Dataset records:
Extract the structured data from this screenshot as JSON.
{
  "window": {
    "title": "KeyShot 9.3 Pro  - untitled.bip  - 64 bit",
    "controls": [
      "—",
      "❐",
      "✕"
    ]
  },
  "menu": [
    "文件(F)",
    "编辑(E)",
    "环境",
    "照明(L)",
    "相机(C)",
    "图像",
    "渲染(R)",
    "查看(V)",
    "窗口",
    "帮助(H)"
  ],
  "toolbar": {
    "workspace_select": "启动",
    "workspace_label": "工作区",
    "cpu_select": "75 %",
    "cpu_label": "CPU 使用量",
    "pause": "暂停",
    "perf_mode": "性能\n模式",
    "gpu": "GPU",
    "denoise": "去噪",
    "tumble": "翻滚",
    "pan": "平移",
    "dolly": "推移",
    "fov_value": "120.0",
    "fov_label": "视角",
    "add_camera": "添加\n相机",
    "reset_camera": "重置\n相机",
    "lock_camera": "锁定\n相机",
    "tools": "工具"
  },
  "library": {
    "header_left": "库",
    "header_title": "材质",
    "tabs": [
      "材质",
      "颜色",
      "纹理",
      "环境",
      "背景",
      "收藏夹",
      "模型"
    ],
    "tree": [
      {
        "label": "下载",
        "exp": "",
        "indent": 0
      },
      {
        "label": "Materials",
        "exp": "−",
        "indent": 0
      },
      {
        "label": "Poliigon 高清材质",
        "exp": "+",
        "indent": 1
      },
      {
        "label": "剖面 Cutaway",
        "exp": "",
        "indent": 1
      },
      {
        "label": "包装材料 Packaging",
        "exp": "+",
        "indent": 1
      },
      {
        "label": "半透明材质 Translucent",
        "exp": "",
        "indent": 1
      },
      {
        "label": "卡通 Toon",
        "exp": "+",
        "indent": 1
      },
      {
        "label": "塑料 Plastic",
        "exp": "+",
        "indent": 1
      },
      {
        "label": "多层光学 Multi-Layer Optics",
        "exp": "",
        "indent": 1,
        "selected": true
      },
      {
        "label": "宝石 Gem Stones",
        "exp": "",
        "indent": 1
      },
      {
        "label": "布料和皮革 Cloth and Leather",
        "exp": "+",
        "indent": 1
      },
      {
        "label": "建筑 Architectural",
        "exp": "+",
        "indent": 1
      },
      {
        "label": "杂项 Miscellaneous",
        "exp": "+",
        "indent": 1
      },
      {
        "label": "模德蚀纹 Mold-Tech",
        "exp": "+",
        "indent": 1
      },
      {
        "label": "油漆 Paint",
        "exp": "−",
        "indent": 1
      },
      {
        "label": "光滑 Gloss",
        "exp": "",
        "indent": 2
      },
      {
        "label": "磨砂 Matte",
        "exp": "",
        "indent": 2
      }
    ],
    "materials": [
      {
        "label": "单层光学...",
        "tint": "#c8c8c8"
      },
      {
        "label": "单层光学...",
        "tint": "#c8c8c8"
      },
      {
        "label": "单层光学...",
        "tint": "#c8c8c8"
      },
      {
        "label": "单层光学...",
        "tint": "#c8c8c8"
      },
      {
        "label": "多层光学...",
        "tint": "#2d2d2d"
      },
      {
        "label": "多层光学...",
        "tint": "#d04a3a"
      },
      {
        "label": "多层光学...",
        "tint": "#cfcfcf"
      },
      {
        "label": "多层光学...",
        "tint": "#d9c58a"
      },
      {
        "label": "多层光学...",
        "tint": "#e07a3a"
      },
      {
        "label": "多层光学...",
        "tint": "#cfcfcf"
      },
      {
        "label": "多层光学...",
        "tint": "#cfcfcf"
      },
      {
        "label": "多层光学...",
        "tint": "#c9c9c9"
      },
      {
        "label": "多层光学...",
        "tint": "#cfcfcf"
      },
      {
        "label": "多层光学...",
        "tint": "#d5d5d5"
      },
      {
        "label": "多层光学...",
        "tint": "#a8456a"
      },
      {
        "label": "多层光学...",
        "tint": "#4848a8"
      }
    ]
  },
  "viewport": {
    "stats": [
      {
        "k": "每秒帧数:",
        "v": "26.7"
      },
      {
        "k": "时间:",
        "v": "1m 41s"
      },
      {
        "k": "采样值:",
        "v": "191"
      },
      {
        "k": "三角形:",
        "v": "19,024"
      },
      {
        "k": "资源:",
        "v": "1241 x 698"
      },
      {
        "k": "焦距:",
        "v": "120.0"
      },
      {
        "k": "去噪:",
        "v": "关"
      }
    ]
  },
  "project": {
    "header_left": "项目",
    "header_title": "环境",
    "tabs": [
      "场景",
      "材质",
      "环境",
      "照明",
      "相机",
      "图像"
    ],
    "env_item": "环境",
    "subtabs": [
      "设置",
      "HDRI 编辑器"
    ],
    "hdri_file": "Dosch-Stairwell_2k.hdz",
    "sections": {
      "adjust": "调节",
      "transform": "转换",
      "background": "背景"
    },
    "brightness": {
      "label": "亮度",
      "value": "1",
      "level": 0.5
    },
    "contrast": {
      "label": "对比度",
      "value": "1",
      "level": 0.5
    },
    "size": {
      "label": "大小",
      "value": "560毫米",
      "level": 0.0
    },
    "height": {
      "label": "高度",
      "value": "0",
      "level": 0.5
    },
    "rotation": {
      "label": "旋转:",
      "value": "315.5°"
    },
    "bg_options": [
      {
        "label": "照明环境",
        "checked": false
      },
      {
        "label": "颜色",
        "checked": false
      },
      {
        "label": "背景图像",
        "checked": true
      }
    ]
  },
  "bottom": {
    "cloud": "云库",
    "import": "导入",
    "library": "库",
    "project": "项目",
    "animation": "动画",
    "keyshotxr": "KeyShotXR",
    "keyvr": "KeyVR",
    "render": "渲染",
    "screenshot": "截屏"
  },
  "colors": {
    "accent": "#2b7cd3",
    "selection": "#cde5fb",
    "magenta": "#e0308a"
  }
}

__EXERCISE GOAL__
Return every line containing "screenshot".

__COMPLETE OUTPUT__
Extract the structured data from this screenshot as JSON.
    "screenshot": "截屏"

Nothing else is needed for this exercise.